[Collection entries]
---*---
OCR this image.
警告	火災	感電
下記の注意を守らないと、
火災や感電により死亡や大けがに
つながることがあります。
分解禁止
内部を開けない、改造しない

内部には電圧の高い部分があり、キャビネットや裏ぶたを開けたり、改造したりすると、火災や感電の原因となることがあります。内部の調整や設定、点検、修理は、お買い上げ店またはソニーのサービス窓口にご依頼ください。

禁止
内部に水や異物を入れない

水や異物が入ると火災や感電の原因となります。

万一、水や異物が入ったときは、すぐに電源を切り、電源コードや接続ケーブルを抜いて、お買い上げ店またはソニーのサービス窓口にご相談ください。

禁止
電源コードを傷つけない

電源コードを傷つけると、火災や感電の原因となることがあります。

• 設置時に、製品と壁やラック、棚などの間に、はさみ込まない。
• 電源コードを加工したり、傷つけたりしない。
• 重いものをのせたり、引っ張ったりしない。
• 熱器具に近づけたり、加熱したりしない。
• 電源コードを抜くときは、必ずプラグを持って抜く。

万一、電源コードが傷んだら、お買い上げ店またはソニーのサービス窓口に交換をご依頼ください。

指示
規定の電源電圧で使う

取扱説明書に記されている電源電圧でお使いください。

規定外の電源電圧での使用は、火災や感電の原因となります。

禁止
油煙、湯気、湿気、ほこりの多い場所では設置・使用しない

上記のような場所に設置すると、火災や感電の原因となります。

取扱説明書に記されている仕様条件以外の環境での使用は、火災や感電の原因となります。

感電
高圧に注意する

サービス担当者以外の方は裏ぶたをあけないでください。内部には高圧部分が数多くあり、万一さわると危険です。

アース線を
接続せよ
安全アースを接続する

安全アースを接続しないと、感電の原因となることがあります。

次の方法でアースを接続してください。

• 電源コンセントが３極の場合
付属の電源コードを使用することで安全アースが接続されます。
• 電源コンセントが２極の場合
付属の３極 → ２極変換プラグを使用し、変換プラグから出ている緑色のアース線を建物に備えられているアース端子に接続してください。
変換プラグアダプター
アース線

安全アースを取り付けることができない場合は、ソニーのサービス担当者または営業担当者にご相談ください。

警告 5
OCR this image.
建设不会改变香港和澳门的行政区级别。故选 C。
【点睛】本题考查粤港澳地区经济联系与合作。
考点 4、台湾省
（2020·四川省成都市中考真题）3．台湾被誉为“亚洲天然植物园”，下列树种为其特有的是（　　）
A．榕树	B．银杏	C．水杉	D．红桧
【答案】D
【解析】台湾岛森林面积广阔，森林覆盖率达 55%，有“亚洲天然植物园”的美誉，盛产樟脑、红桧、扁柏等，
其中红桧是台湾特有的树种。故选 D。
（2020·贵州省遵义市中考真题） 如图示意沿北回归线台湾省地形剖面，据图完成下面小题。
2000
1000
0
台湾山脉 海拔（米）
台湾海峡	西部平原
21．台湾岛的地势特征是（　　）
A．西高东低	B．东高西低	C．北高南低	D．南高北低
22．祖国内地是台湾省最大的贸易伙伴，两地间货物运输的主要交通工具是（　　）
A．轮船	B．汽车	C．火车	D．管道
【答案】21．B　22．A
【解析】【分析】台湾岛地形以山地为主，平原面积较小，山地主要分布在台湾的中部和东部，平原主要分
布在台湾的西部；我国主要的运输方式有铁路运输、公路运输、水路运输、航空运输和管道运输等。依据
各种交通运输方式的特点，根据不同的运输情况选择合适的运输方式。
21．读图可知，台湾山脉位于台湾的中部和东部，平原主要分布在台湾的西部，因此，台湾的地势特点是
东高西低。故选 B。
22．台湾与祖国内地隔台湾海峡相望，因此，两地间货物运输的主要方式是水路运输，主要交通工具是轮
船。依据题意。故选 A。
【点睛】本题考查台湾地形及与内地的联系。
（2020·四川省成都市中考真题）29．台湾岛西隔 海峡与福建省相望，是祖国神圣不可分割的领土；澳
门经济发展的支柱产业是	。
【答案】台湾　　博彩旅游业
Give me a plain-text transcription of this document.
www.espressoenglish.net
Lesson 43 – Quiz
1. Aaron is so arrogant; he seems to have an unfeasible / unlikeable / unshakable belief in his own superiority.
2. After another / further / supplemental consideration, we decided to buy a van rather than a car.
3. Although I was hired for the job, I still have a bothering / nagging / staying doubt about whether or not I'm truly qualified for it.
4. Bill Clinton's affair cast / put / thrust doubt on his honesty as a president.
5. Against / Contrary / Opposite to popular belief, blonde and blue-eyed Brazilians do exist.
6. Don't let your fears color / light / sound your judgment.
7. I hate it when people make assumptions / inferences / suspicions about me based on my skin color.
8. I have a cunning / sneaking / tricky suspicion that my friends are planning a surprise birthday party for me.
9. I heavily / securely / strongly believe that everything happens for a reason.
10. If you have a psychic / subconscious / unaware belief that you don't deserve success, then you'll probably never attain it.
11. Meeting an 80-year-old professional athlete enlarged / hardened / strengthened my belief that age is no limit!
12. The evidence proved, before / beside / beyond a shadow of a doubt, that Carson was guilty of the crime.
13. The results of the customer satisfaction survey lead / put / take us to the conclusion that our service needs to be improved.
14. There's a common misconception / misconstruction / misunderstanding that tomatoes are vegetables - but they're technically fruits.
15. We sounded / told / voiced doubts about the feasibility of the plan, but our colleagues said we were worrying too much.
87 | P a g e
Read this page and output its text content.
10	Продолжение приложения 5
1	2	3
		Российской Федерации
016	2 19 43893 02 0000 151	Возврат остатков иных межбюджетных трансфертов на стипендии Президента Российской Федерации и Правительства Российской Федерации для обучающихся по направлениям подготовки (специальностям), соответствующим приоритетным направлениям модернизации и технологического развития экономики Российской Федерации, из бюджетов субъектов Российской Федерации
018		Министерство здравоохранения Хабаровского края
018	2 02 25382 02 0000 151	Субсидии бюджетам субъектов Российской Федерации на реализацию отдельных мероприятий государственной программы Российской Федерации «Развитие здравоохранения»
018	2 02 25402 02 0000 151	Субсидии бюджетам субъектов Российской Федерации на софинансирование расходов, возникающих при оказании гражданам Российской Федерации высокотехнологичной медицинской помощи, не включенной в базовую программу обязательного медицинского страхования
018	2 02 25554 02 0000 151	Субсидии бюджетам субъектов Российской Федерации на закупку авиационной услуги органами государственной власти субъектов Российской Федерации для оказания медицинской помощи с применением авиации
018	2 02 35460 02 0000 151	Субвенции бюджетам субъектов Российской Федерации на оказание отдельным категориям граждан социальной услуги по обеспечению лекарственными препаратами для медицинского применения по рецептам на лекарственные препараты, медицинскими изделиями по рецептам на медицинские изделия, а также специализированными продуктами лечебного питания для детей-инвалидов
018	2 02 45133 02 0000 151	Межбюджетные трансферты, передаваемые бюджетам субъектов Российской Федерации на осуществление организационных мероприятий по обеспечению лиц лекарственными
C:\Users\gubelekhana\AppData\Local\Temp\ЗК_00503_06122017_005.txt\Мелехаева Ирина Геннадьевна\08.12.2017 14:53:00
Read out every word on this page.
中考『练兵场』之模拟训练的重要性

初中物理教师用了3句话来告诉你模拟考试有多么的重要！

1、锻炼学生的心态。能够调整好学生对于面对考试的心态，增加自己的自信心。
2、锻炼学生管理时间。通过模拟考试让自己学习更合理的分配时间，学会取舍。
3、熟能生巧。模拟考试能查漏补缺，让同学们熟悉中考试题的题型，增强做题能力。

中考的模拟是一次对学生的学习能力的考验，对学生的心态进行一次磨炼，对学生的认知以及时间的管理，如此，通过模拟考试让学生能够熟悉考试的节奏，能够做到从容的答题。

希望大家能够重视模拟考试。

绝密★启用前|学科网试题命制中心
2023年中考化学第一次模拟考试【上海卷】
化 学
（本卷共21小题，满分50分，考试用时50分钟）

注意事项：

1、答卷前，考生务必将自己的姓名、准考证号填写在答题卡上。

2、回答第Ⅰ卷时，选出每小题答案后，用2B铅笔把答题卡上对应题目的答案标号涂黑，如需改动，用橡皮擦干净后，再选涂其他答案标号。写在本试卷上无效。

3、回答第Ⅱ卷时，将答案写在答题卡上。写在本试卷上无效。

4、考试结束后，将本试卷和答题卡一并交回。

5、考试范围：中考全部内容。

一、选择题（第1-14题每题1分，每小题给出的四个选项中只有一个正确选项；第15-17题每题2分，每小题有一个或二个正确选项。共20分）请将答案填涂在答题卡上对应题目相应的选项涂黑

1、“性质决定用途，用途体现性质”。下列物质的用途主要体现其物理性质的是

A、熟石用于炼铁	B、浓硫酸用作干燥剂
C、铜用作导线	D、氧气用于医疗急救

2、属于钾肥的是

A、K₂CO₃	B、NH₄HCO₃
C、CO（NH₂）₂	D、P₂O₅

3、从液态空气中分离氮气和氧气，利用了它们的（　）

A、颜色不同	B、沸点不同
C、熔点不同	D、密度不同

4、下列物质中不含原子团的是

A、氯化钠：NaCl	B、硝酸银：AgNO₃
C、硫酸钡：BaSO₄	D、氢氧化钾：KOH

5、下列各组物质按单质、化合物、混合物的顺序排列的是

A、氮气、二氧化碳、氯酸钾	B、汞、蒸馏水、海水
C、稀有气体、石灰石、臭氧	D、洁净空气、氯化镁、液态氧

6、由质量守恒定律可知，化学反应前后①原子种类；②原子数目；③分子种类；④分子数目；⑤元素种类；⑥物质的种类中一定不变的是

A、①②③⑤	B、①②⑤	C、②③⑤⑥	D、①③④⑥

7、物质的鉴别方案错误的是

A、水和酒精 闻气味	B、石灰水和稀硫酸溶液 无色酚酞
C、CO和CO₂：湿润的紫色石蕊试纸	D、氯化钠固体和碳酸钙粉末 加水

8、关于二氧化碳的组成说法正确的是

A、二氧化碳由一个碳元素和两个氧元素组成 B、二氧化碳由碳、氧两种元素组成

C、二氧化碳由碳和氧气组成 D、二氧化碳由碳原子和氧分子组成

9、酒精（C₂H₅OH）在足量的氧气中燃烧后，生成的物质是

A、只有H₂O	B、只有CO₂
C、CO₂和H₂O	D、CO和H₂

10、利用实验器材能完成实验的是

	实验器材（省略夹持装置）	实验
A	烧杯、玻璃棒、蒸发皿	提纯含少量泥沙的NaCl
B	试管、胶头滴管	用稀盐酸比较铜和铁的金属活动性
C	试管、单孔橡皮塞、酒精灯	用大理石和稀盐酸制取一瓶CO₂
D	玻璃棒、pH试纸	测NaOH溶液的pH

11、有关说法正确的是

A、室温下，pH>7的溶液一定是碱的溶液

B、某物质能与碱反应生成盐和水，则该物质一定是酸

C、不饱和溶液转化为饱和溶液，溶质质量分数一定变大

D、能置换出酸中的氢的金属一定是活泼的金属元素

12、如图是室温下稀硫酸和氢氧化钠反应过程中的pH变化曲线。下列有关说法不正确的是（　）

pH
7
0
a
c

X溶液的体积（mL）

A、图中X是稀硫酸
---*---
--- YOUR TASK ---
Take the line with "Read out every word on this page." and all lines after it through the end of the records, and write them out exactly; include nothing else.

--- OUTPUT OF THE TASK ---
Read out every word on this page.
中考『练兵场』之模拟训练的重要性

初中物理教师用了3句话来告诉你模拟考试有多么的重要！

1、锻炼学生的心态。能够调整好学生对于面对考试的心态，增加自己的自信心。
2、锻炼学生管理时间。通过模拟考试让自己学习更合理的分配时间，学会取舍。
3、熟能生巧。模拟考试能查漏补缺，让同学们熟悉中考试题的题型，增强做题能力。

中考的模拟是一次对学生的学习能力的考验，对学生的心态进行一次磨炼，对学生的认知以及时间的管理，如此，通过模拟考试让学生能够熟悉考试的节奏，能够做到从容的答题。

希望大家能够重视模拟考试。

绝密★启用前|学科网试题命制中心
2023年中考化学第一次模拟考试【上海卷】
化 学
（本卷共21小题，满分50分，考试用时50分钟）

注意事项：

1、答卷前，考生务必将自己的姓名、准考证号填写在答题卡上。

2、回答第Ⅰ卷时，选出每小题答案后，用2B铅笔把答题卡上对应题目的答案标号涂黑，如需改动，用橡皮擦干净后，再选涂其他答案标号。写在本试卷上无效。

3、回答第Ⅱ卷时，将答案写在答题卡上。写在本试卷上无效。

4、考试结束后，将本试卷和答题卡一并交回。

5、考试范围：中考全部内容。

一、选择题（第1-14题每题1分，每小题给出的四个选项中只有一个正确选项；第15-17题每题2分，每小题有一个或二个正确选项。共20分）请将答案填涂在答题卡上对应题目相应的选项涂黑

1、“性质决定用途，用途体现性质”。下列物质的用途主要体现其物理性质的是

A、熟石用于炼铁	B、浓硫酸用作干燥剂
C、铜用作导线	D、氧气用于医疗急救

2、属于钾肥的是

A、K₂CO₃	B、NH₄HCO₃
C、CO（NH₂）₂	D、P₂O₅

3、从液态空气中分离氮气和氧气，利用了它们的（　）

A、颜色不同	B、沸点不同
C、熔点不同	D、密度不同

4、下列物质中不含原子团的是

A、氯化钠：NaCl	B、硝酸银：AgNO₃
C、硫酸钡：BaSO₄	D、氢氧化钾：KOH

5、下列各组物质按单质、化合物、混合物的顺序排列的是

A、氮气、二氧化碳、氯酸钾	B、汞、蒸馏水、海水
C、稀有气体、石灰石、臭氧	D、洁净空气、氯化镁、液态氧

6、由质量守恒定律可知，化学反应前后①原子种类；②原子数目；③分子种类；④分子数目；⑤元素种类；⑥物质的种类中一定不变的是

A、①②③⑤	B、①②⑤	C、②③⑤⑥	D、①③④⑥

7、物质的鉴别方案错误的是

A、水和酒精 闻气味	B、石灰水和稀硫酸溶液 无色酚酞
C、CO和CO₂：湿润的紫色石蕊试纸	D、氯化钠固体和碳酸钙粉末 加水

8、关于二氧化碳的组成说法正确的是

A、二氧化碳由一个碳元素和两个氧元素组成 B、二氧化碳由碳、氧两种元素组成

C、二氧化碳由碳和氧气组成 D、二氧化碳由碳原子和氧分子组成

9、酒精（C₂H₅OH）在足量的氧气中燃烧后，生成的物质是

A、只有H₂O	B、只有CO₂
C、CO₂和H₂O	D、CO和H₂

10、利用实验器材能完成实验的是

	实验器材（省略夹持装置）	实验
A	烧杯、玻璃棒、蒸发皿	提纯含少量泥沙的NaCl
B	试管、胶头滴管	用稀盐酸比较铜和铁的金属活动性
C	试管、单孔橡皮塞、酒精灯	用大理石和稀盐酸制取一瓶CO₂
D	玻璃棒、pH试纸	测NaOH溶液的pH

11、有关说法正确的是

A、室温下，pH>7的溶液一定是碱的溶液

B、某物质能与碱反应生成盐和水，则该物质一定是酸

C、不饱和溶液转化为饱和溶液，溶质质量分数一定变大

D、能置换出酸中的氢的金属一定是活泼的金属元素

12、如图是室温下稀硫酸和氢氧化钠反应过程中的pH变化曲线。下列有关说法不正确的是（　）

pH
7
0
a
c

X溶液的体积（mL）

A、图中X是稀硫酸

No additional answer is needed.